• _To be done_: Return each line of the data below exactly, omitting any pictures.

Figure record listings
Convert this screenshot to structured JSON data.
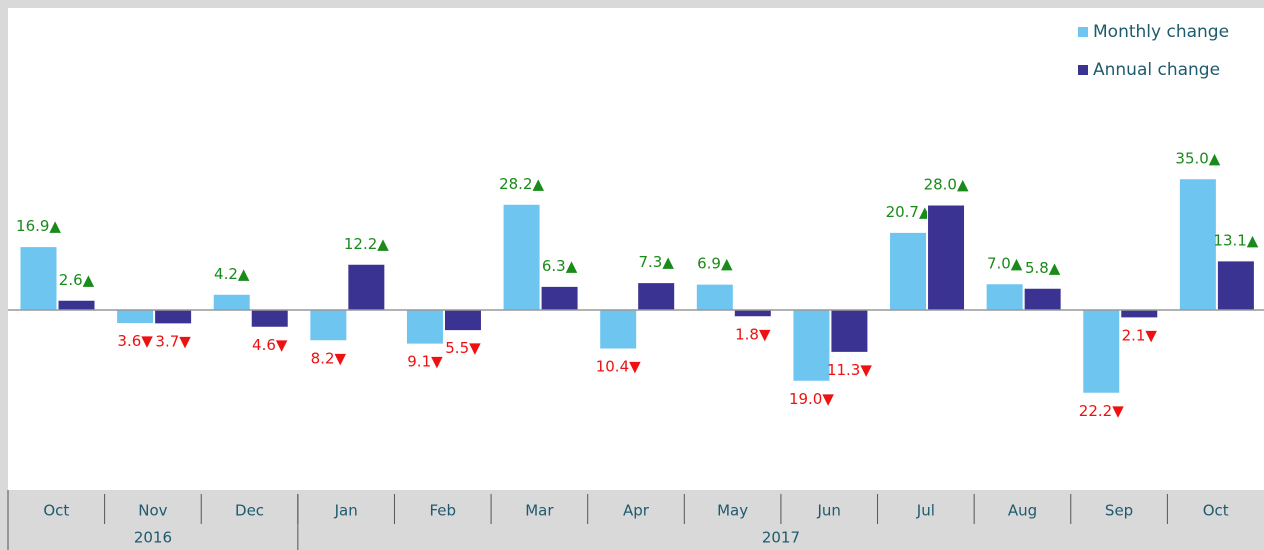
{
  "chart_data": {
    "type": "bar",
    "categories": [
      "Oct",
      "Nov",
      "Dec",
      "Jan",
      "Feb",
      "Mar",
      "Apr",
      "May",
      "Jun",
      "Jul",
      "Aug",
      "Sep",
      "Oct"
    ],
    "category_groups": [
      {
        "label": "2016",
        "count": 3
      },
      {
        "label": "2017",
        "count": 10
      }
    ],
    "series": [
      {
        "name": "Monthly change",
        "color": "#6ec6f0",
        "values": [
          16.9,
          -3.6,
          4.2,
          -8.2,
          -9.1,
          28.2,
          -10.4,
          6.9,
          -19.0,
          20.7,
          7.0,
          -22.2,
          35.0
        ],
        "value_labels": [
          "16.9▲",
          "3.6▼",
          "4.2▲",
          "8.2▼",
          "9.1▼",
          "28.2▲",
          "10.4▼",
          "6.9▲",
          "19.0▼",
          "20.7▲",
          "7.0▲",
          "22.2▼",
          "35.0▲"
        ]
      },
      {
        "name": "Annual change",
        "color": "#3b3391",
        "values": [
          2.6,
          -3.7,
          -4.6,
          12.2,
          -5.5,
          6.3,
          7.3,
          -1.8,
          -11.3,
          28.0,
          5.8,
          -2.1,
          13.1
        ],
        "value_labels": [
          "2.6▲",
          "3.7▼",
          "4.6▼",
          "12.2▲",
          "5.5▼",
          "6.3▲",
          "7.3▲",
          "1.8▼",
          "11.3▼",
          "28.0▲",
          "5.8▲",
          "2.1▼",
          "13.1▲"
        ]
      }
    ],
    "positive_color": "#1a8a1a",
    "negative_color": "#ee1111",
    "ylim": [
      -48,
      80
    ],
    "legend": "top-right"
  }
}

• _Written response_:
Convert this screenshot to structured JSON data.
{
  "chart_data": {
    "type": "bar",
    "categories": [
      "Oct",
      "Nov",
      "Dec",
      "Jan",
      "Feb",
      "Mar",
      "Apr",
      "May",
      "Jun",
      "Jul",
      "Aug",
      "Sep",
      "Oct"
    ],
    "category_groups": [
      {
        "label": "2016",
        "count": 3
      },
      {
        "label": "2017",
        "count": 10
      }
    ],
    "series": [
      {
        "name": "Monthly change",
        "color": "#6ec6f0",
        "values": [
          16.9,
          -3.6,
          4.2,
          -8.2,
          -9.1,
          28.2,
          -10.4,
          6.9,
          -19.0,
          20.7,
          7.0,
          -22.2,
          35.0
        ],
        "value_labels": [
          "16.9▲",
          "3.6▼",
          "4.2▲",
          "8.2▼",
          "9.1▼",
          "28.2▲",
          "10.4▼",
          "6.9▲",
          "19.0▼",
          "20.7▲",
          "7.0▲",
          "22.2▼",
          "35.0▲"
        ]
      },
      {
        "name": "Annual change",
        "color": "#3b3391",
        "values": [
          2.6,
          -3.7,
          -4.6,
          12.2,
          -5.5,
          6.3,
          7.3,
          -1.8,
          -11.3,
          28.0,
          5.8,
          -2.1,
          13.1
        ],
        "value_labels": [
          "2.6▲",
          "3.7▼",
          "4.6▼",
          "12.2▲",
          "5.5▼",
          "6.3▲",
          "7.3▲",
          "1.8▼",
          "11.3▼",
          "28.0▲",
          "5.8▲",
          "2.1▼",
          "13.1▲"
        ]
      }
    ],
    "positive_color": "#1a8a1a",
    "negative_color": "#ee1111",
    "ylim": [
      -48,
      80
    ],
    "legend": "top-right"
  }
}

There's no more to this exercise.